Reproduce word for word the portion of the commentary below about the White House attacks on Richard Clarke, beginning at the words "The president's team" and stopping after the words "lost the country.".

## GIVEN PASSAGE
^^^^^^^^

The dark side of the current White House was on full display last week when top officials of the Bush administration took to the airwaves to destroy the credibility of a man who had honorably served presidents Reagan, Clinton and both Bushes.
The character assassination of Richard Clarke, the former White House anti-terrorism chief, was far more worrisome than Nixon's smears of Dean because it concerned not petty crime in pursuit of partisan political ambition but rather the attempt to deceive the nation and the world as to the causes of the 9/11 assault upon our national security -- and to justify an unnecessary war in Iraq.
First, Bush's aides suggested that Clarke had invented the meeting in which Clarke said the president pressured him to find a link between the 9/11 attack and Iraq, ignoring Clarke's insistence that intelligence agencies had concluded that no such link existed. But on Sunday, national security advisor Condoleezza Rice was forced to admit that Bush had pressed Clarke on an Iraq connection. This backed up earlier assertions by former Treasury Secretary Paul O'Neill as to Bush's obsession with Iraq from the very first days of his administration at the expense of focusing on Osama bin Laden and Al Qaeda.
That the Bush lies didn't work this time may be because just too many veterans of the U.S. intelligence community are finding their voices and are willing to denounce an administration that has seriously undermined the nation's security.
They are speaking out, as 23 former CIA and other defense intelligence agents did in Robert Greenwald's devastating documentary, "Uncovered." They have stepped forward, as did David Kay, Bush's former chief weapons inspector in Iraq.
This is an administration that has been dominated by the neoconservative ideologues who condemned the logical restraint of the first Bush administration on foreign policy as a betrayal of the national interest.
These neocons have made a horrible mess of things, but that gives them no pause. They went to war with a nation that had no weapons of mass destruction and few connections to terrorism -- but have coddled Pakistan, which sponsored the Taliban and Al Qaeda and which recently was revealed as the source of nuclear weapons technology for North Korea, Iran and Libya.
The president's team is wrong to believe its outrageous lies can continue to lull a gullible public. Nixon's lies won him a second election, but then he lost the country.
Bush smiles better than Nixon, but when the lies are exposed, the smile turns into a character-revealing smirk. That happened last week when the White House released photos of a skit, performed for the amusement of jaded media heavyweights, in which the president pretended to look under his desk for the missing weapons of mass destruction. This may have amused his cynical audience, but to the general public, the carefully lip-synced policy pronouncements of the man who cried wolf has morphed into a sick joke.

^^^^^^^^

## AVAILABLE DATA
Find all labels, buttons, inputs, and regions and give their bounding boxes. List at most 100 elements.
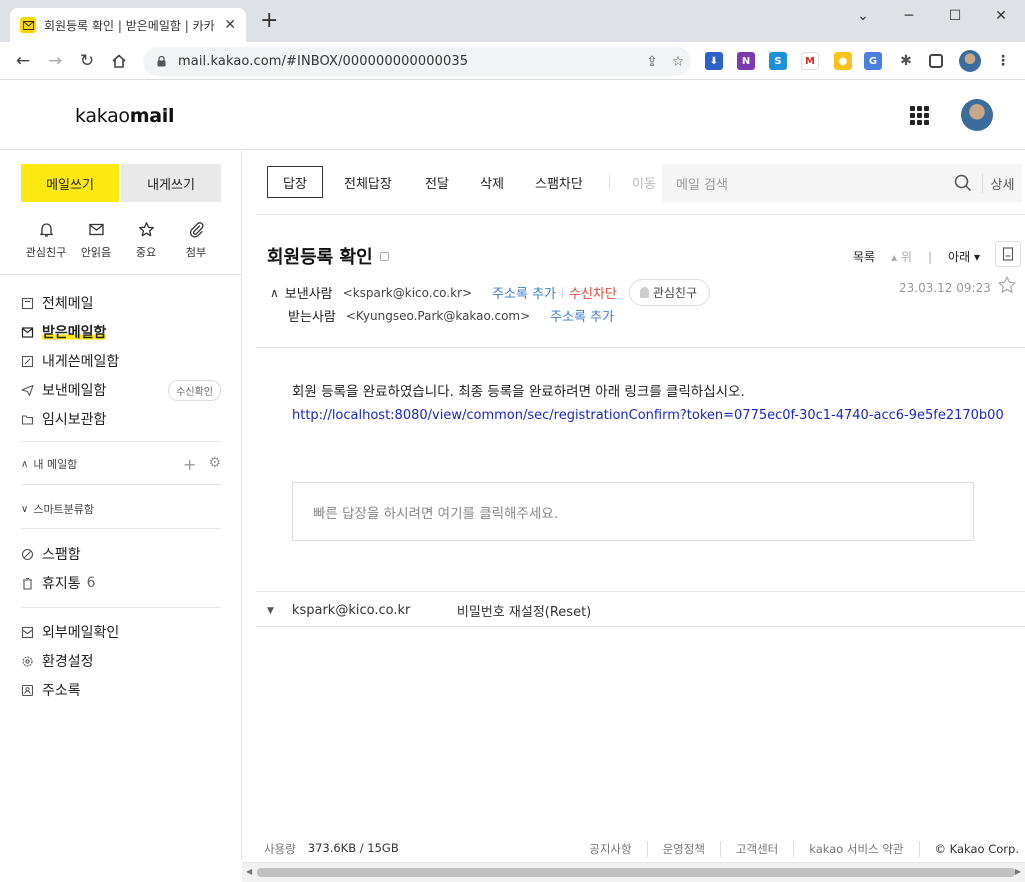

^^^^^^^^

## WRITTEN ANSWER
The president's team is wrong to believe its outrageous lies can continue to lull a gullible public. Nixon's lies won him a second election, but then he lost the country.